(Stored data)
========

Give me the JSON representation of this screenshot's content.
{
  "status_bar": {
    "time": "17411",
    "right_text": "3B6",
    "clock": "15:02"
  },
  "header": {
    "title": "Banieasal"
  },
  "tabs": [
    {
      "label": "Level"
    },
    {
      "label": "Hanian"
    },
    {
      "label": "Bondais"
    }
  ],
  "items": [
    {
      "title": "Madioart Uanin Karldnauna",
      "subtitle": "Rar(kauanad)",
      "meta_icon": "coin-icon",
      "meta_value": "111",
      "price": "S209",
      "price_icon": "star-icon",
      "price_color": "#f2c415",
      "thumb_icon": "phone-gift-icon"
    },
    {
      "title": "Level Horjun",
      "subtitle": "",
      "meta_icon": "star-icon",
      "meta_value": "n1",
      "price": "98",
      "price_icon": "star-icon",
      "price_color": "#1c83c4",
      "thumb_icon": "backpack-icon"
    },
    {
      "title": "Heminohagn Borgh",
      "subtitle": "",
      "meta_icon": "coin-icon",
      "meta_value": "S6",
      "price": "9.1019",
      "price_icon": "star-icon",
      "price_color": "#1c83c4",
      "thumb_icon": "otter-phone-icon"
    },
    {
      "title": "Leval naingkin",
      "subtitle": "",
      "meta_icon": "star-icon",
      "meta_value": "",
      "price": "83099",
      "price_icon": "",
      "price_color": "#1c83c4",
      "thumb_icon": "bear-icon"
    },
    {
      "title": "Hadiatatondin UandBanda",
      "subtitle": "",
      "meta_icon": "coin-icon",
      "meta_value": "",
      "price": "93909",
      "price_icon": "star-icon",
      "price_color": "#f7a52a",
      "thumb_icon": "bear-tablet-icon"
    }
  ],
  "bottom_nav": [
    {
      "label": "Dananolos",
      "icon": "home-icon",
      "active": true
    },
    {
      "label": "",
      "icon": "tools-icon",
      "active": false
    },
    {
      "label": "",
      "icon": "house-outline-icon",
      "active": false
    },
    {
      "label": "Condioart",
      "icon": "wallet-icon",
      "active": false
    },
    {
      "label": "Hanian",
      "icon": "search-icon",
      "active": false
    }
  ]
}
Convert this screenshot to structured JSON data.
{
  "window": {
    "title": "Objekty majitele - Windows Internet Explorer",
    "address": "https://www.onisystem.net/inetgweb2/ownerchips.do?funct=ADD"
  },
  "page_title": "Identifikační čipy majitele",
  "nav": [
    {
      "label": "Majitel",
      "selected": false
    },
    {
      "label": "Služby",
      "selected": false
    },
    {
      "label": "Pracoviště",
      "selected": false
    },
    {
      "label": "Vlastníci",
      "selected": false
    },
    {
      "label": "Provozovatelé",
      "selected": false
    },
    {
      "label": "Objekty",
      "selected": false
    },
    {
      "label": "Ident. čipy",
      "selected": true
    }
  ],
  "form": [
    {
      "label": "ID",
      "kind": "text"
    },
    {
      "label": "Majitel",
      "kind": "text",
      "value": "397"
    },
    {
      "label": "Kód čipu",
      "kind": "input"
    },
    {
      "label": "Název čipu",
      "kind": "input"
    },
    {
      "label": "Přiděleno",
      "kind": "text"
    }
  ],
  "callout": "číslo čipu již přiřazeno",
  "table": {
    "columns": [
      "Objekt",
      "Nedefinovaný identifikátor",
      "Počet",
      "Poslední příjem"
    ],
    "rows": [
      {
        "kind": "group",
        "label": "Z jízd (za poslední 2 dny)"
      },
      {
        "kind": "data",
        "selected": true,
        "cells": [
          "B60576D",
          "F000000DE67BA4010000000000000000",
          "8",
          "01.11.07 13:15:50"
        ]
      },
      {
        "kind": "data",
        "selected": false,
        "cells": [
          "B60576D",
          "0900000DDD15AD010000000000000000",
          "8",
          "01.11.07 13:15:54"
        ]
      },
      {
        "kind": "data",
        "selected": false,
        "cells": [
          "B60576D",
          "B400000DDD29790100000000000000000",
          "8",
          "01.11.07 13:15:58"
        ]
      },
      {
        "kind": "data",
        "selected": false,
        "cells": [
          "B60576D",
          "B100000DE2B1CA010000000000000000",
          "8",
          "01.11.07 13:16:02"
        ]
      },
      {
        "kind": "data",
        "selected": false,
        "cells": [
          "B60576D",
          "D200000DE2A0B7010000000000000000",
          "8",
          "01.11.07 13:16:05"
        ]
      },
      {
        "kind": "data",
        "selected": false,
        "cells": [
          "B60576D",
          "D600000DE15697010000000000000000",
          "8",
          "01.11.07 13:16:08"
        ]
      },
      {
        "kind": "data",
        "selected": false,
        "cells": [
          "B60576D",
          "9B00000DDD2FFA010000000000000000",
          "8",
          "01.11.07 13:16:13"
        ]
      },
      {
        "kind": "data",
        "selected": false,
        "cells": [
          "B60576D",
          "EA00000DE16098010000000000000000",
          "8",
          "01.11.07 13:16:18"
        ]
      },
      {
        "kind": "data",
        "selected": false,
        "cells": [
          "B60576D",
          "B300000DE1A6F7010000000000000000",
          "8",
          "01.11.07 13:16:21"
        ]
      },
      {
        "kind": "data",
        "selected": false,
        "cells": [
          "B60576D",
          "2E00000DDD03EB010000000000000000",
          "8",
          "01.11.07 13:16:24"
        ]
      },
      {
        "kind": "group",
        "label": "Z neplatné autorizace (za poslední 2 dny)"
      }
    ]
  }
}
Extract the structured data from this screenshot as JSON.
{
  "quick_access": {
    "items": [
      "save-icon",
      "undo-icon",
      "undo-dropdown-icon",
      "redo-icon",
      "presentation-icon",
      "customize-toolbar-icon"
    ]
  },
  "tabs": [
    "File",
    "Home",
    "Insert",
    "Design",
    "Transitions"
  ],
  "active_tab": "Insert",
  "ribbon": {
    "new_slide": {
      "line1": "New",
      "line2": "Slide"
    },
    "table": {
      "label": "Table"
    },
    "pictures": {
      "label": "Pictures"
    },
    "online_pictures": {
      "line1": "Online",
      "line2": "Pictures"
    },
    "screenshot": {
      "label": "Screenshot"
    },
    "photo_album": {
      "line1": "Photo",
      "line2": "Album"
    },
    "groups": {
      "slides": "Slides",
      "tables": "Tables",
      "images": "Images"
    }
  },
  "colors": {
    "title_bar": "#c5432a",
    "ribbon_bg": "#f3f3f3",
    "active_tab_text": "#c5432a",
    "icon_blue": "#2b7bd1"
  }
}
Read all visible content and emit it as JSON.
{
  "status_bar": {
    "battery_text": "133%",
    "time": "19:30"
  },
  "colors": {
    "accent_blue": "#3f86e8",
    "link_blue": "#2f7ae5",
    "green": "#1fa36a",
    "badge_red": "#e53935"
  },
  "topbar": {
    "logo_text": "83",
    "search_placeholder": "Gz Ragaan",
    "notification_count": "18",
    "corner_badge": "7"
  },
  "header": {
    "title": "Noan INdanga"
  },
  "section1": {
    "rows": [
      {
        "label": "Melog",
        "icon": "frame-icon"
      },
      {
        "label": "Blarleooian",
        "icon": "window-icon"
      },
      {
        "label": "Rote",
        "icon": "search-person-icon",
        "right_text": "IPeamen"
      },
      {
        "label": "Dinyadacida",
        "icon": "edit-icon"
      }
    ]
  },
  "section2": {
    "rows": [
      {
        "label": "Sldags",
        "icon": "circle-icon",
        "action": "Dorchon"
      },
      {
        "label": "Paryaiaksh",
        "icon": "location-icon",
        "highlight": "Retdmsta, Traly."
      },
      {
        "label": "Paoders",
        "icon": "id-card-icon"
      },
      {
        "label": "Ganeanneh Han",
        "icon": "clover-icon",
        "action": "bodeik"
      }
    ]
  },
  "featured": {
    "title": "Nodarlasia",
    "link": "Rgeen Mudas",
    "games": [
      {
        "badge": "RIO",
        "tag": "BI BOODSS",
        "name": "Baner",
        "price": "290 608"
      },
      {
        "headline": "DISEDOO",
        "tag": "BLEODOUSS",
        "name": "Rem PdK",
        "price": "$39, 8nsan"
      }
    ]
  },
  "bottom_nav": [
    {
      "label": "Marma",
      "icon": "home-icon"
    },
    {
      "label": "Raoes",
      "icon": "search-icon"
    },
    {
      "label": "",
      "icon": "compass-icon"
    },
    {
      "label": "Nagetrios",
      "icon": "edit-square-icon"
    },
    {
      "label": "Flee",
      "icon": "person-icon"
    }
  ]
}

========

THE PROBLEM >> Going through the records above, state how many lines carry "this", with no other text.

EXERCISE OUTPUT >> 3